**EXERCISE INSTRUCTIONS**
Locate all lines in the data below that hold "Photoshop" and show them.

[Data excerpts]
▼▼▼
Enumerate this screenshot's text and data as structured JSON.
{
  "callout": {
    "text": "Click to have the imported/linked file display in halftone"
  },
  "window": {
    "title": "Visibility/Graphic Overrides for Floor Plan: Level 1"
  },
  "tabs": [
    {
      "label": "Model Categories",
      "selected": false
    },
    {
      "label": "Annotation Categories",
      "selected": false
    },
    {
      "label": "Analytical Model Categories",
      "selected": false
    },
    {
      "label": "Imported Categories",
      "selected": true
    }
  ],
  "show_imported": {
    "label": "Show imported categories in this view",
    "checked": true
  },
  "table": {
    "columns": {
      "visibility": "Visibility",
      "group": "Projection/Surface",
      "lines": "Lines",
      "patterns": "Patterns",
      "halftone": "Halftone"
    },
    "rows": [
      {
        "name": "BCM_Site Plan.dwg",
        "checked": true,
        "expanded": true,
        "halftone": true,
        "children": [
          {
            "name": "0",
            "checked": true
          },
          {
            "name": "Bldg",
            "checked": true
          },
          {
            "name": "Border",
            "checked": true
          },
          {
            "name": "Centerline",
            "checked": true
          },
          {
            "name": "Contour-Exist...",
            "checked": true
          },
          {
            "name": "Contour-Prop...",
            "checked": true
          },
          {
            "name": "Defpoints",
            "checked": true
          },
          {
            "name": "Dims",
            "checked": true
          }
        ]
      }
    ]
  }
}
▲▲▲
▼▼▼
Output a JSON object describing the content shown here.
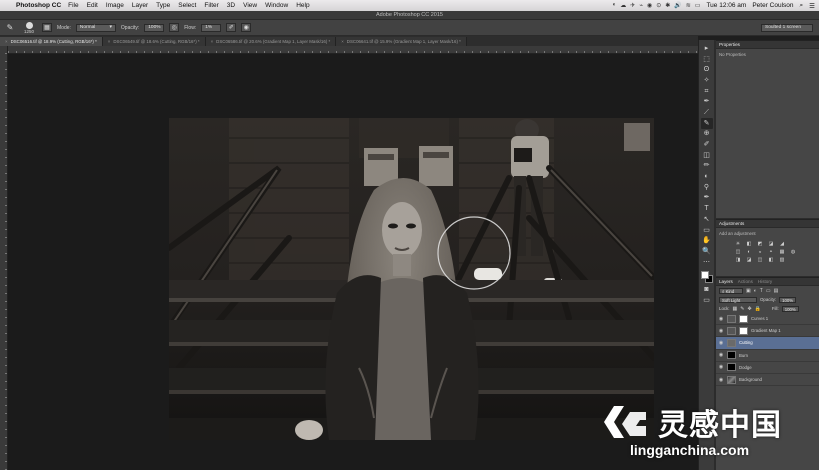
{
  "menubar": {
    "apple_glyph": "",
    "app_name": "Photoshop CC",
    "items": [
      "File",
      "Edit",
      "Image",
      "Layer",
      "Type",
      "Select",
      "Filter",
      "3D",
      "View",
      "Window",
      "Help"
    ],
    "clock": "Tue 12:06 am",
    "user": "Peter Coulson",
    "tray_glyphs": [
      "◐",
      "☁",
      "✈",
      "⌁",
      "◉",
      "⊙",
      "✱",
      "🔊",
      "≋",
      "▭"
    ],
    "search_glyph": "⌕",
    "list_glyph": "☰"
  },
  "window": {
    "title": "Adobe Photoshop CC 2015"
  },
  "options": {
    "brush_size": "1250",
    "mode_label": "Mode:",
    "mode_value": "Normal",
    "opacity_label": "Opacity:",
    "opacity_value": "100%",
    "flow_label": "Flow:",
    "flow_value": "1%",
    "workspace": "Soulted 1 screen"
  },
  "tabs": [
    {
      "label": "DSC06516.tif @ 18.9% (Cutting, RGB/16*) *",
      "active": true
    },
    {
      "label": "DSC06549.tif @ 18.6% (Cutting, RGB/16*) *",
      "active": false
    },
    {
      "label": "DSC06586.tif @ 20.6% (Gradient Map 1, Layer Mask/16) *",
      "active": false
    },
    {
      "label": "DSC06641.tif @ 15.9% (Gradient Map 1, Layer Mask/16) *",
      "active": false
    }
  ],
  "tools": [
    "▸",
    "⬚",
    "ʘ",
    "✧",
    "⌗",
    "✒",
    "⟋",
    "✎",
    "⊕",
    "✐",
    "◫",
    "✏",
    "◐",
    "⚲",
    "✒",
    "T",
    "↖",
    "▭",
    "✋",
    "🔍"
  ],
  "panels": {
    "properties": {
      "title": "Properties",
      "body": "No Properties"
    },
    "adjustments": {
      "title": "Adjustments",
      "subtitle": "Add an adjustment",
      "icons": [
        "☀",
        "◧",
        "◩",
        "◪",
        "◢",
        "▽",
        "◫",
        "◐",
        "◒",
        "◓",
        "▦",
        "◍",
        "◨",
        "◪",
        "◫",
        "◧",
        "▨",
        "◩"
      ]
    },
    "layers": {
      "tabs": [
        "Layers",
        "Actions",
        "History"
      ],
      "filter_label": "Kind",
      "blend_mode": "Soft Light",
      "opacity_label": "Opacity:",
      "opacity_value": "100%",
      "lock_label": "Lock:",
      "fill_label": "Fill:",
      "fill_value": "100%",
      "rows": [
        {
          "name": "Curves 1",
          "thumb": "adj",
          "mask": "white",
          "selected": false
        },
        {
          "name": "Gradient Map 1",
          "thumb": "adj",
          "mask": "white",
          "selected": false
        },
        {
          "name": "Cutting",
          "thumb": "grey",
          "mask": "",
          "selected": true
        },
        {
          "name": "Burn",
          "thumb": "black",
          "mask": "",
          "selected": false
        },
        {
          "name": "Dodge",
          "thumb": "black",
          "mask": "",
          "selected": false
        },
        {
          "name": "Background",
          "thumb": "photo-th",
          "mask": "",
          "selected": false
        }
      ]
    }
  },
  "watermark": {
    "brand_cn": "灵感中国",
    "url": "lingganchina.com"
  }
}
▲▲▲
**REPLY**
    "app_name": "Photoshop CC",
    "title": "Adobe Photoshop CC 2015"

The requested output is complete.